Entries provided:
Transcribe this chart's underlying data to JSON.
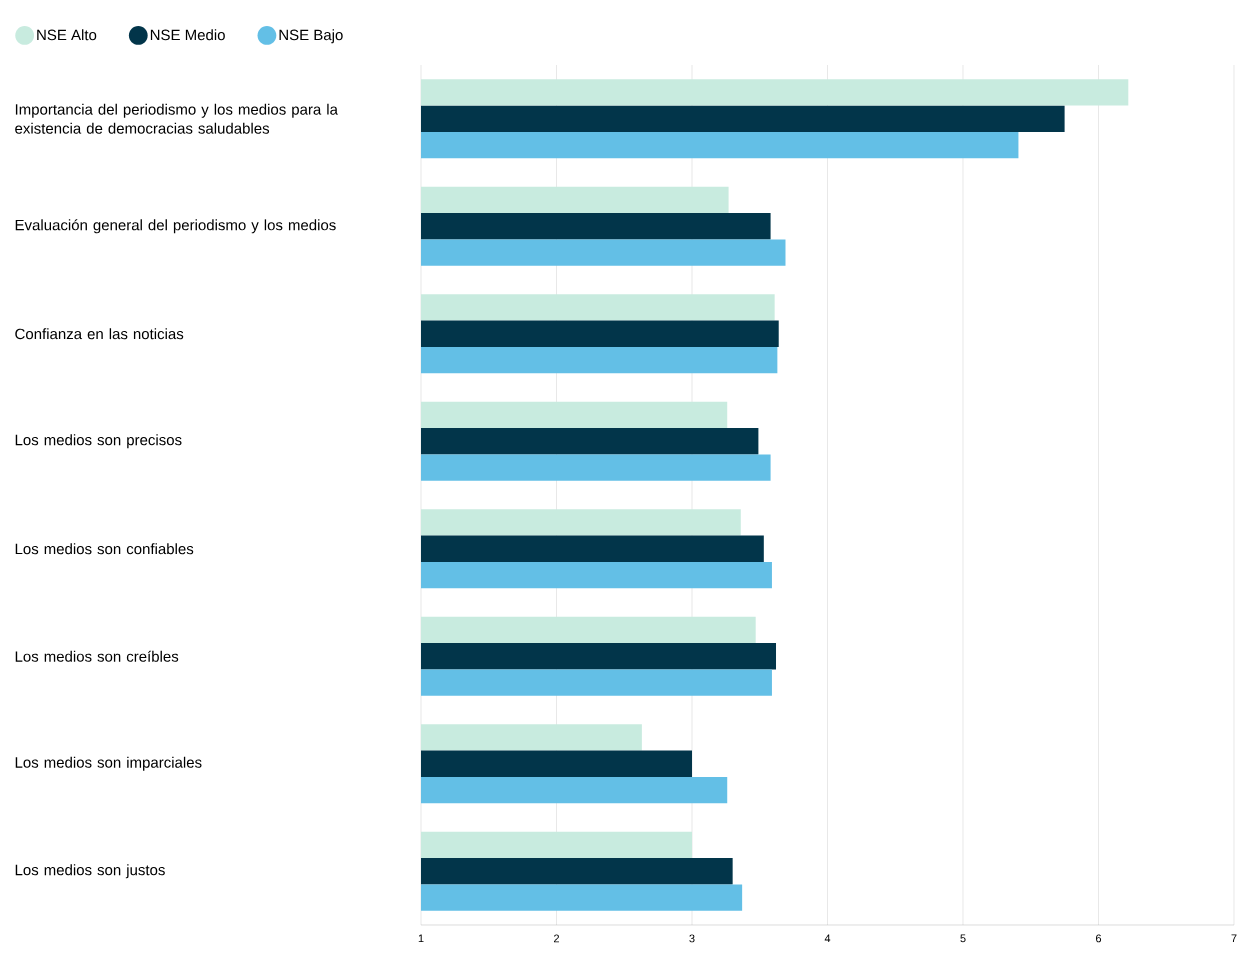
{
  "chart_data": {
    "type": "bar",
    "orientation": "horizontal",
    "categories": [
      "Importancia del periodismo y los medios para la existencia de democracias saludables",
      "Evaluación general del periodismo y los medios",
      "Confianza en las noticias",
      "Los medios son precisos",
      "Los medios son confiables",
      "Los medios son creíbles",
      "Los medios son imparciales",
      "Los medios son justos"
    ],
    "series": [
      {
        "name": "NSE Alto",
        "color": "#c8ebdf",
        "values": [
          6.22,
          3.27,
          3.61,
          3.26,
          3.36,
          3.47,
          2.63,
          3.0
        ]
      },
      {
        "name": "NSE Medio",
        "color": "#02354a",
        "values": [
          5.75,
          3.58,
          3.64,
          3.49,
          3.53,
          3.62,
          3.0,
          3.3
        ]
      },
      {
        "name": "NSE Bajo",
        "color": "#63bfe6",
        "values": [
          5.41,
          3.69,
          3.63,
          3.58,
          3.59,
          3.59,
          3.26,
          3.37
        ]
      }
    ],
    "xlim": [
      1,
      7
    ],
    "xticks": [
      1,
      2,
      3,
      4,
      5,
      6,
      7
    ],
    "grid": "x",
    "legend": "top left"
  }
}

Set problem: Leaving out the pictures, repeat the data above exactly.

Final result:
Transcribe this chart's underlying data to JSON.
{
  "chart_data": {
    "type": "bar",
    "orientation": "horizontal",
    "categories": [
      "Importancia del periodismo y los medios para la existencia de democracias saludables",
      "Evaluación general del periodismo y los medios",
      "Confianza en las noticias",
      "Los medios son precisos",
      "Los medios son confiables",
      "Los medios son creíbles",
      "Los medios son imparciales",
      "Los medios son justos"
    ],
    "series": [
      {
        "name": "NSE Alto",
        "color": "#c8ebdf",
        "values": [
          6.22,
          3.27,
          3.61,
          3.26,
          3.36,
          3.47,
          2.63,
          3.0
        ]
      },
      {
        "name": "NSE Medio",
        "color": "#02354a",
        "values": [
          5.75,
          3.58,
          3.64,
          3.49,
          3.53,
          3.62,
          3.0,
          3.3
        ]
      },
      {
        "name": "NSE Bajo",
        "color": "#63bfe6",
        "values": [
          5.41,
          3.69,
          3.63,
          3.58,
          3.59,
          3.59,
          3.26,
          3.37
        ]
      }
    ],
    "xlim": [
      1,
      7
    ],
    "xticks": [
      1,
      2,
      3,
      4,
      5,
      6,
      7
    ],
    "grid": "x",
    "legend": "top left"
  }
}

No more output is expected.